INSTRUCTIONS ->
**A)** In the forum thread about the Kittles trade, how much money did the Nets sell their first round pick to Portland for?
**B)** Take the forum thread about the Kittles trade further, continuing from its last post.

PASSAGE ->
-*-*-

I'm not surprised at all that this is all the Nets got for Kittles. I've been saying for weeks that Kerry's (a) not that good, (b) not worth that much, and (c) the Nets have been trying to unload him all offseason.

Not a bad deal for the Clippers, and probably good for the Blazers because this would seem to reduce the chances that the Clippers match for QRich, which means the Suns are less likely to make an offer to Miles. Also, it eats into the Clippers' cap space to reduce the chances they'd make a substantial offer to Darius.

Ed O.


----------



## mook (Dec 31, 2002)

actually, that's not really that bad of an idea. Toronto really needs somebody who can:

a) put fans in the seats

b) make them attractive to free agents

Kidd can sell tickets in practically any arena but New Jersey. (I doubt Michael Jordan himself could've consistently sold out that arena.)

Other NBA players definitely will be drawn to the best passer in the game. 

probably a little too much to ask for, but man would that be a great deal for Portland.


----------



## Storyteller (Dec 31, 2002)

*Hap -*

I was thinking the same thing - "any way to send Kidd to Toronto and Carter to Portland?" I don't see it happening, though.....Although I must admit that I didn't see Kittles being traded for a 2nd round pick, either....


It's not a good time to be a Nets fan. They sell their first round pick to Portland for $3 million. They trade K-Mart away for 3 draft picks. Now they trade Kittles away for a 2nd round pick. Can you say, "$$$ means everything to the new owner"?


----------



## mook (Dec 31, 2002)

> Originally posted by <b>So Cal Blazer Fan</b>!
> It's not a good time to be a Nets fan.


well, there aren't many of them to feel the pain. which, i suppose, is the whole problem.

-*-*-

Stored data entries
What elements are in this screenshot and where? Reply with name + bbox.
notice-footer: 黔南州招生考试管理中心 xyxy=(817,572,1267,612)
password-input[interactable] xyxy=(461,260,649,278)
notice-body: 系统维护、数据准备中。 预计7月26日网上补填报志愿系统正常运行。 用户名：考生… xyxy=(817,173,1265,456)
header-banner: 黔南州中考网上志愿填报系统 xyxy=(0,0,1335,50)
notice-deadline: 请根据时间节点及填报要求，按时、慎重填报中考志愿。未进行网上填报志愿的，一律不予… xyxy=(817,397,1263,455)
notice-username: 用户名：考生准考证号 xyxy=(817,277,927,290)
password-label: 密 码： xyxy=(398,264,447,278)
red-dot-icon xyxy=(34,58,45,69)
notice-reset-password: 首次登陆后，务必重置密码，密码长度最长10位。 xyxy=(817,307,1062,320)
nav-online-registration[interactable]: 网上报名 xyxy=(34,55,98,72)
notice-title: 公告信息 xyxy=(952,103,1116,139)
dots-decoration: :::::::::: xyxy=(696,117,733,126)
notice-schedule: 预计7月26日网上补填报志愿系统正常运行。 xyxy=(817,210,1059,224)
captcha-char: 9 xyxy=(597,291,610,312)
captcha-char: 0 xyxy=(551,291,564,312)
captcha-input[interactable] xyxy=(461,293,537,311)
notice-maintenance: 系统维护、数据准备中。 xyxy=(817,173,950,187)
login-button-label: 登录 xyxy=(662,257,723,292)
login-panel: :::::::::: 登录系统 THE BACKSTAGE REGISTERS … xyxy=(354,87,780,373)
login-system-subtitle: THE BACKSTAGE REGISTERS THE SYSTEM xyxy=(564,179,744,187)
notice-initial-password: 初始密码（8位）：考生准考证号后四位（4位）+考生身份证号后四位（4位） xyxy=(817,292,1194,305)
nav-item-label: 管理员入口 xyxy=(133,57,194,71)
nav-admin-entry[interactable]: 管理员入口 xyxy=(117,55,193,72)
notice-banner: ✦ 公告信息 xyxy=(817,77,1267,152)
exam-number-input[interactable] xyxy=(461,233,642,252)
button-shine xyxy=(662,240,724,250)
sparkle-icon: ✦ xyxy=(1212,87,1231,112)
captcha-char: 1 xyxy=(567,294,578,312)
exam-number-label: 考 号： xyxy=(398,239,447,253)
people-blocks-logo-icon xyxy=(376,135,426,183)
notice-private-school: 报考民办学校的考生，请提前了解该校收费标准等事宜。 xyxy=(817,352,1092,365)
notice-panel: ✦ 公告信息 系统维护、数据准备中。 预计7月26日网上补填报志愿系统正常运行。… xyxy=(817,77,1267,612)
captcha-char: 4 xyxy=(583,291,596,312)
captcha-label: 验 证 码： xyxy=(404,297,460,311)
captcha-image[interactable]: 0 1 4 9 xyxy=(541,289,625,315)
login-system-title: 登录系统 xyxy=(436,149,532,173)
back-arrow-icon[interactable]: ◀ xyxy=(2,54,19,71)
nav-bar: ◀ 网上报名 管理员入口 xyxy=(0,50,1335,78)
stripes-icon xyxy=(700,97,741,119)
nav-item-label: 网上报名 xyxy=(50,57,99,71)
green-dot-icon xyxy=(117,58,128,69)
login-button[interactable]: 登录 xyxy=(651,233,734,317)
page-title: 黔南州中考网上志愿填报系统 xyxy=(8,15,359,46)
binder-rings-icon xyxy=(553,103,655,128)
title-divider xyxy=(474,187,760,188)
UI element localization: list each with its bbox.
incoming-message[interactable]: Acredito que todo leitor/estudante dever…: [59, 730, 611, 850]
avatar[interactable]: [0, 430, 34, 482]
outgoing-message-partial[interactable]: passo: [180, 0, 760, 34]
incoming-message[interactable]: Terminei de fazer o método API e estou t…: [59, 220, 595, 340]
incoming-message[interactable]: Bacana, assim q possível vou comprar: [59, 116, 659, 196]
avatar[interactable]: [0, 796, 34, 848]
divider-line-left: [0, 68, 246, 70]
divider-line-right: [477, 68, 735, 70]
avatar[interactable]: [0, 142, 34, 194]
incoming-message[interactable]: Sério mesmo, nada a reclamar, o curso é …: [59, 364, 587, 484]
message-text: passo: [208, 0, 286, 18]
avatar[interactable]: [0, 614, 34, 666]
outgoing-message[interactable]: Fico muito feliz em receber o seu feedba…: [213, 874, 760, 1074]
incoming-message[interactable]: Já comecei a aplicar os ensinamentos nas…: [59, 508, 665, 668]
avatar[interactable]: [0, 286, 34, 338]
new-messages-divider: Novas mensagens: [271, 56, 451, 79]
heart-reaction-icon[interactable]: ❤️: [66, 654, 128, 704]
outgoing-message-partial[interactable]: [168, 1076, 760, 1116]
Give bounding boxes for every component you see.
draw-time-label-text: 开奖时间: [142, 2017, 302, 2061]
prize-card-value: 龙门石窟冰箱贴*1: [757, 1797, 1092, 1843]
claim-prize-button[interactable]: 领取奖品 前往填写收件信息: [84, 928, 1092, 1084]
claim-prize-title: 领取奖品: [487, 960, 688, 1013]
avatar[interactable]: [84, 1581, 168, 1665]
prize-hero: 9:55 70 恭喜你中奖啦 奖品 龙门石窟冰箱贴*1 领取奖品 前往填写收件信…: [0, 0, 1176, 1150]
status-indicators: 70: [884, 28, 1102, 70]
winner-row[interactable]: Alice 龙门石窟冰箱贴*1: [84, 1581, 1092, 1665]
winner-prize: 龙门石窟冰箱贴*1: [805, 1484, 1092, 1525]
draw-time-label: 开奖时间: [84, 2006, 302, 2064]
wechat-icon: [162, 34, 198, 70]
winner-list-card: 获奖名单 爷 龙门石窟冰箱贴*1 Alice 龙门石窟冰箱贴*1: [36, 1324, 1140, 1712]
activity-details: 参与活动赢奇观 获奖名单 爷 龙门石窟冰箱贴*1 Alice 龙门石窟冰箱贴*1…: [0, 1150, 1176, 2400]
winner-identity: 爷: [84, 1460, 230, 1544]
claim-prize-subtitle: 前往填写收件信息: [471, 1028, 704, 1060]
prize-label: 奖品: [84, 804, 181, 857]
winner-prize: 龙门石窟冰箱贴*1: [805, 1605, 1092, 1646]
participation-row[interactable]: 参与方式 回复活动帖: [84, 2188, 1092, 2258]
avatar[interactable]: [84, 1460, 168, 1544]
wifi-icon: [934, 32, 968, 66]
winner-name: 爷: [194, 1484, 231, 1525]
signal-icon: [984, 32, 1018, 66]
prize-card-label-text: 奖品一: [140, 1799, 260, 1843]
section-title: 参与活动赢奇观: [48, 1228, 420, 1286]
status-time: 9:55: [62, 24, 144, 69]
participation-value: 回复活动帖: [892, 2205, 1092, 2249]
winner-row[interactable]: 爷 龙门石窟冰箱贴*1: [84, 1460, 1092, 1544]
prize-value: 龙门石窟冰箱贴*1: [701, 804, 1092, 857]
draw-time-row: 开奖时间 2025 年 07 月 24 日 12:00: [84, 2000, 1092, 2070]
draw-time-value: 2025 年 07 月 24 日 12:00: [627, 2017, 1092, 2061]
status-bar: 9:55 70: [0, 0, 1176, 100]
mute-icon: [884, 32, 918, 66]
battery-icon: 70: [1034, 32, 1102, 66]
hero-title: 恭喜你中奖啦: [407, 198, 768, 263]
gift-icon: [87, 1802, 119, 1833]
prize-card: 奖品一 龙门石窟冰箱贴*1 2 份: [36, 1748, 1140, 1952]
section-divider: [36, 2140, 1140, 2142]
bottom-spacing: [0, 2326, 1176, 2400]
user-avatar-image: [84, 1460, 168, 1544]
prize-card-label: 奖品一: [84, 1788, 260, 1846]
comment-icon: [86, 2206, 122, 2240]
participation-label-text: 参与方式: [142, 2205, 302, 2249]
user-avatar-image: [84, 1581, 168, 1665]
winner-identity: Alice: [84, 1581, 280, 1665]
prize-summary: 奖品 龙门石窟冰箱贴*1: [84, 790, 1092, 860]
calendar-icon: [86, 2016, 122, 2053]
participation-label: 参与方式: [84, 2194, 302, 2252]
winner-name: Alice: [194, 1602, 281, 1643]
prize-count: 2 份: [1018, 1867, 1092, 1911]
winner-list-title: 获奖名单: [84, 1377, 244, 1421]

-*-*-

ANSWERS FOR THE TASKS ->
**A)** $3 million.

**B)**
----------



## 4-For-Snapper (Jan 1, 2003)

> Originally posted by <b>Blazer Freak</b>!
> Shows you why I think Nash is a great GM. Half of 75% of ppl on this board think he is a dumbass. He isn't I'm glad he is our GM.


So, what you're saying is that 37.5% of the people on this board feel this way?


----------



## HKF (Dec 10, 2002)

I modified the original Portland deal-New Jersey deal to include SAR and Damon. 

New Jersey trades: C Alonzo Mourning (8.0 ppg, 2.3 rpg, 0.7 apg in 17.9 minutes)
SG Lucious Harris	(6.9 ppg, 2.0 rpg, 2.0 apg in 21.8 minutes)
PF Aaron Williams	(6.3 ppg, 4.1 rpg, 1.1 apg in 18.6 minutes)
PG Jason Kidd	(15.5 ppg, 6.4 rpg, 9.2 apg in 36.5 minutes)
New Jersey receives: PF Shareef Abdur-Rahim	(16.3 ppg, 7.5 rpg, 2.0 apg in 31.6 minutes)
SF Travis Outlaw	(1.0 ppg, 0.5 rpg, 0.1 apg in 2.4 minutes)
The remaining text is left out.